Stored data:
------------
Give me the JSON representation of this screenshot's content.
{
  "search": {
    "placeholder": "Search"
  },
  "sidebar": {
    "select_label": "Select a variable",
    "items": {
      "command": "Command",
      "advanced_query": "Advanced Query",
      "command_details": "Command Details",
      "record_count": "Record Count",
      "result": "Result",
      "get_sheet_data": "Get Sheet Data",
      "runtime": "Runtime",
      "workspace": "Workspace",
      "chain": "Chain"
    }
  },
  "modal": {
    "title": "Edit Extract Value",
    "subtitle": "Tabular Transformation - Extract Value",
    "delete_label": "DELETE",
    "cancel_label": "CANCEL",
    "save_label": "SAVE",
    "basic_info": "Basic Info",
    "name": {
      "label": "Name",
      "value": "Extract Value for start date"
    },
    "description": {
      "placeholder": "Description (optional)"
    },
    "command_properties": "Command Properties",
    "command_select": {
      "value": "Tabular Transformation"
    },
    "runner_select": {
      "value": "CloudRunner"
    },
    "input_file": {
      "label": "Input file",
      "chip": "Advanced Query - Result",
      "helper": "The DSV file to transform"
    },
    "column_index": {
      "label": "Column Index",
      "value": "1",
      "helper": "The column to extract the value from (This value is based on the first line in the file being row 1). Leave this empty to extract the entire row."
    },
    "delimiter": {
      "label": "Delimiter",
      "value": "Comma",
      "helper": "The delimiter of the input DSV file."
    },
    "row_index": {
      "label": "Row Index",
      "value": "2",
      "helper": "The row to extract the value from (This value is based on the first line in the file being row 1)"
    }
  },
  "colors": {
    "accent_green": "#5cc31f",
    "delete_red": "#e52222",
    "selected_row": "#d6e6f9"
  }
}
------------
* [Problem details]: Track down every line with the word "Query" and copy it.

* [Output for this task]:
      "advanced_query": "Advanced Query",
      "chip": "Advanced Query - Result",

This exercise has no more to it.